PROBLEM TO SOLVE. Retype the part of the entries that opens with the line containing "timestamp[interactable]: 5 ชั่วโมง bbox=[72, 80, 124, 101]" and closes with the line containing "commenter-name-blurred[interactable] bbox=[72, 10, 232, 20]", both included, reproducing each line precisely.

RECORDS.
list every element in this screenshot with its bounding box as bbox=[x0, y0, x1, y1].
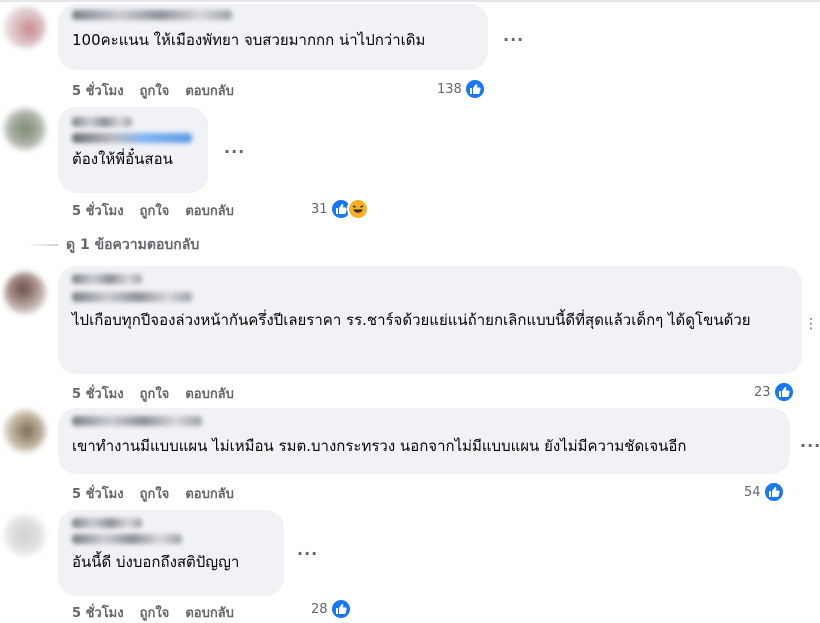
timestamp[interactable]: 5 ชั่วโมง bbox=[72, 80, 124, 101]
reply-button[interactable]: ตอบกลับ bbox=[185, 383, 234, 404]
reply-button[interactable]: ตอบกลับ bbox=[185, 483, 234, 504]
avatar[interactable] bbox=[4, 410, 46, 452]
comment-text: อันนี้ดี บ่งบอกถึงสติปัญญา bbox=[72, 553, 240, 571]
commenter-name-blurred[interactable] bbox=[72, 10, 232, 20]
reply-thread-line bbox=[28, 244, 58, 246]
commenter-name-blurred[interactable] bbox=[72, 292, 192, 302]
like-button[interactable]: ถูกใจ bbox=[140, 200, 170, 221]
comment-bubble: อันนี้ดี บ่งบอกถึงสติปัญญา bbox=[58, 510, 284, 596]
like-button[interactable]: ถูกใจ bbox=[140, 602, 170, 623]
timestamp[interactable]: 5 ชั่วโมง bbox=[72, 383, 124, 404]
timestamp[interactable]: 5 ชั่วโมง bbox=[72, 200, 124, 221]
reaction-count: 23 bbox=[754, 384, 771, 400]
timestamp[interactable]: 5 ชั่วโมง bbox=[72, 602, 124, 623]
comment-actions: 5 ชั่วโมง ถูกใจ ตอบกลับ bbox=[72, 483, 250, 504]
reaction-summary[interactable]: 28 bbox=[311, 598, 352, 620]
commenter-name-blurred[interactable] bbox=[72, 518, 142, 528]
avatar[interactable] bbox=[4, 272, 46, 314]
commenter-name-blurred[interactable] bbox=[72, 117, 132, 127]
comment-text: เขาทำงานมีแบบแผน ไม่เหมือน รมต.บางกระทรว… bbox=[72, 437, 687, 455]
like-button[interactable]: ถูกใจ bbox=[140, 483, 170, 504]
reply-button[interactable]: ตอบกลับ bbox=[185, 80, 234, 101]
comment-bubble: 100คะแนน ให้เมืองพัทยา จบสวยมากกก น่าไปก… bbox=[58, 4, 488, 70]
commenter-name-blurred[interactable] bbox=[72, 416, 202, 426]
commenter-name-blurred[interactable] bbox=[72, 274, 142, 284]
comment-actions: 5 ชั่วโมง ถูกใจ ตอบกลับ bbox=[72, 80, 250, 101]
like-icon bbox=[329, 598, 352, 620]
avatar[interactable] bbox=[4, 514, 46, 556]
top-divider bbox=[0, 0, 820, 2]
avatar[interactable] bbox=[4, 108, 46, 150]
more-options-icon[interactable]: ... bbox=[224, 138, 245, 157]
like-button[interactable]: ถูกใจ bbox=[140, 80, 170, 101]
comment-bubble: ไปเกือบทุกปีจองล่วงหน้ากันครึ่งปีเลยราคา… bbox=[58, 266, 802, 374]
timestamp[interactable]: 5 ชั่วโมง bbox=[72, 483, 124, 504]
comment-actions: 5 ชั่วโมง ถูกใจ ตอบกลับ bbox=[72, 602, 250, 623]
reply-button[interactable]: ตอบกลับ bbox=[185, 602, 234, 623]
comment-actions: 5 ชั่วโมง ถูกใจ ตอบกลับ bbox=[72, 200, 250, 221]
reaction-summary[interactable]: 138 bbox=[437, 78, 486, 100]
reaction-count: 138 bbox=[437, 81, 462, 97]
more-options-icon[interactable]: ... bbox=[503, 26, 524, 45]
comment-actions: 5 ชั่วโมง ถูกใจ ตอบกลับ bbox=[72, 383, 250, 404]
reaction-summary[interactable]: 54 bbox=[744, 481, 785, 503]
like-button[interactable]: ถูกใจ bbox=[140, 383, 170, 404]
reaction-count: 28 bbox=[311, 601, 328, 617]
haha-icon bbox=[346, 198, 369, 220]
avatar[interactable] bbox=[4, 6, 46, 48]
comment-text: ต้องให้พี่อั๋นสอน bbox=[72, 150, 173, 168]
reaction-summary[interactable]: 23 bbox=[754, 381, 795, 403]
comment-text: 100คะแนน ให้เมืองพัทยา จบสวยมากกก น่าไปก… bbox=[72, 31, 426, 49]
reaction-count: 31 bbox=[311, 201, 328, 217]
like-icon bbox=[762, 481, 785, 503]
commenter-name-blurred[interactable] bbox=[72, 133, 192, 143]
reply-button[interactable]: ตอบกลับ bbox=[185, 200, 234, 221]
more-options-icon[interactable]: ... bbox=[297, 540, 318, 559]
reaction-count: 54 bbox=[744, 484, 761, 500]
reaction-summary[interactable]: 31 bbox=[311, 198, 369, 220]
more-options-icon[interactable]: ... bbox=[800, 432, 820, 451]
like-icon bbox=[772, 381, 795, 403]
like-icon bbox=[463, 78, 486, 100]
more-options-icon[interactable]: ⋮ bbox=[804, 316, 818, 332]
comment-text: ไปเกือบทุกปีจองล่วงหน้ากันครึ่งปีเลยราคา… bbox=[72, 311, 751, 329]
comment-bubble: ต้องให้พี่อั๋นสอน bbox=[58, 107, 208, 193]
comment-bubble: เขาทำงานมีแบบแผน ไม่เหมือน รมต.บางกระทรว… bbox=[58, 408, 790, 474]
view-replies-link[interactable]: ดู 1 ข้อความตอบกลับ bbox=[66, 234, 199, 256]
commenter-name-blurred[interactable] bbox=[72, 534, 182, 544]
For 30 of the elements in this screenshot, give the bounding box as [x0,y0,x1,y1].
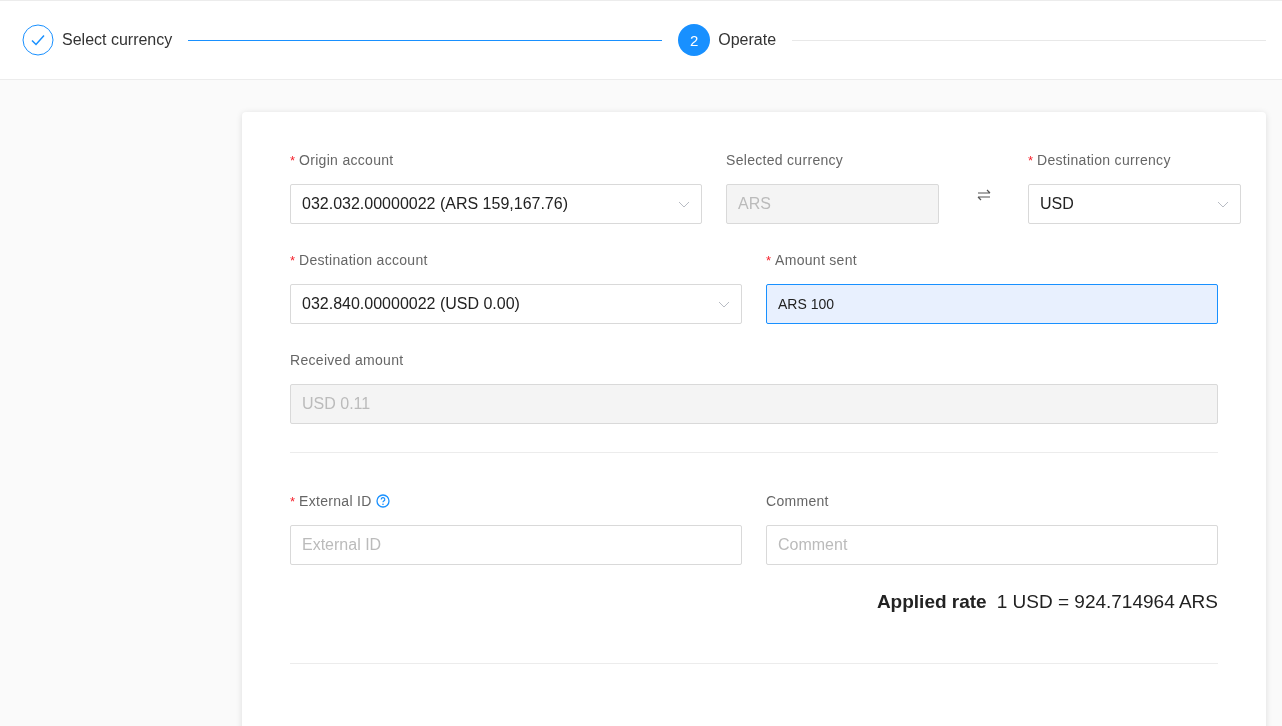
field-label: Comment [766,493,829,509]
input-field[interactable]: Comment [766,525,1218,565]
field-label: Destination account [299,252,428,268]
input-field[interactable]: External ID [290,525,742,565]
required-asterisk: * [290,493,296,509]
required-asterisk: * [290,152,296,168]
field-label: Selected currency [726,152,844,168]
required-asterisk: * [766,252,772,268]
chevron-down-icon [718,300,730,308]
step-label: Operate [718,31,777,49]
select-field[interactable]: 032.840.00000022 (USD 0.00) [290,284,742,324]
step-number: 2 [678,24,711,56]
check-icon [22,24,54,56]
required-asterisk: * [290,252,296,268]
chevron-down-icon [678,200,690,208]
help-icon[interactable] [375,494,390,508]
step-label: Select currency [62,31,173,49]
select-field[interactable]: USD [1028,184,1241,224]
input-field[interactable]: ARS 100 [766,284,1218,324]
field-label: External ID [299,493,372,509]
field-label: Destination currency [1037,152,1171,168]
rate-label: Applied rate [876,591,987,613]
rate-value: 1 USD = 924.714964 ARS [996,591,1218,613]
chevron-down-icon [1217,200,1229,208]
swap-icon[interactable] [976,189,991,201]
field-label: Origin account [299,152,394,168]
field-label: Received amount [290,352,404,368]
field-label: Amount sent [775,252,857,268]
required-asterisk: * [1028,152,1034,168]
select-field[interactable]: 032.032.00000022 (ARS 159,167.76) [290,184,702,224]
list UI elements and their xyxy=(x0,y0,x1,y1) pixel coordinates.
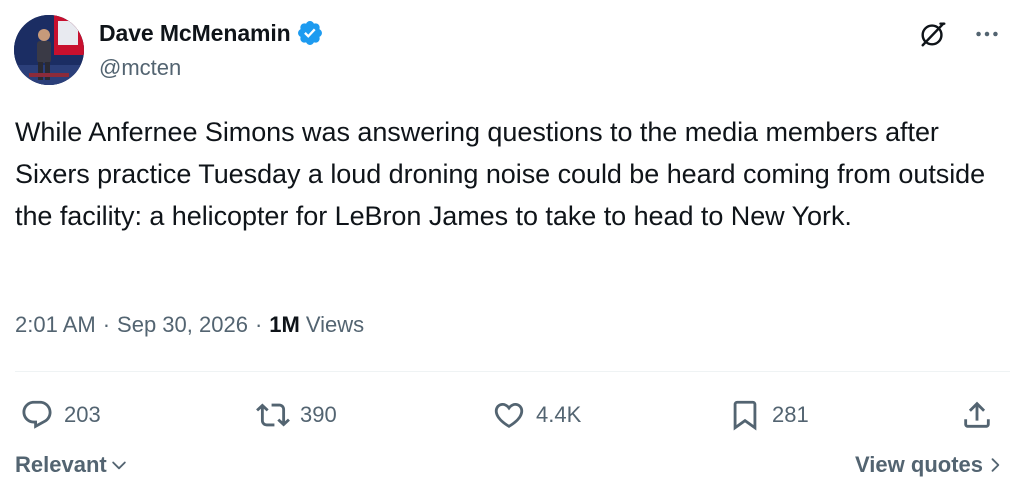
heart-icon xyxy=(494,402,524,428)
sort-label: Relevant xyxy=(15,452,107,477)
bookmark-button[interactable]: 281 xyxy=(728,395,809,435)
view-quotes-label: View quotes xyxy=(855,452,983,477)
avatar[interactable] xyxy=(14,15,84,85)
author-name-row[interactable]: Dave McMenamin xyxy=(99,18,324,48)
tweet-top-actions xyxy=(917,18,1003,50)
more-icon[interactable] xyxy=(971,18,1003,50)
author-display-name[interactable]: Dave McMenamin xyxy=(99,20,291,47)
share-button[interactable] xyxy=(960,395,994,435)
verified-badge-icon xyxy=(296,19,324,47)
meta-separator: · xyxy=(102,312,111,337)
reply-icon xyxy=(22,400,52,429)
share-icon xyxy=(964,401,990,428)
like-button[interactable]: 4.4K xyxy=(492,395,581,435)
like-count: 4.4K xyxy=(536,402,582,427)
view-quotes-link[interactable]: View quotes xyxy=(855,452,1005,478)
sort-dropdown[interactable]: Relevant xyxy=(15,452,129,478)
engagement-bar: 203 390 4.4K 281 xyxy=(20,395,1000,435)
reply-button[interactable]: 203 xyxy=(20,395,101,435)
repost-icon xyxy=(256,403,290,427)
tweet-text: While Anfernee Simons was answering ques… xyxy=(15,117,986,231)
tweet-date[interactable]: Sep 30, 2026 xyxy=(117,312,248,338)
repost-button[interactable]: 390 xyxy=(256,395,337,435)
avatar-image xyxy=(14,15,84,85)
bookmark-icon xyxy=(733,400,757,431)
reply-count: 203 xyxy=(64,402,101,427)
tweet-time[interactable]: 2:01 AM xyxy=(15,312,96,338)
repost-count: 390 xyxy=(300,402,337,427)
replies-footer: Relevant View quotes xyxy=(15,452,1005,484)
views-label: Views xyxy=(305,312,365,337)
divider xyxy=(15,371,1010,372)
grok-icon[interactable] xyxy=(917,18,949,50)
bookmark-count: 281 xyxy=(772,402,809,427)
tweet-meta: 2:01 AM · Sep 30, 2026 · 1M Views xyxy=(15,312,364,338)
chevron-right-icon xyxy=(985,455,1005,475)
chevron-down-icon xyxy=(109,455,129,475)
author-handle[interactable]: @mcten xyxy=(99,55,181,81)
views-count: 1M xyxy=(269,312,300,337)
meta-separator: · xyxy=(254,312,263,337)
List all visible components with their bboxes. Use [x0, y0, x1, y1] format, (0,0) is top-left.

WORKED ANSWER.
timestamp[interactable]: 5 ชั่วโมง bbox=[72, 80, 124, 101]
reply-button[interactable]: ตอบกลับ bbox=[185, 383, 234, 404]
reply-button[interactable]: ตอบกลับ bbox=[185, 483, 234, 504]
avatar[interactable] bbox=[4, 410, 46, 452]
comment-text: อันนี้ดี บ่งบอกถึงสติปัญญา bbox=[72, 553, 240, 571]
commenter-name-blurred[interactable] bbox=[72, 10, 232, 20]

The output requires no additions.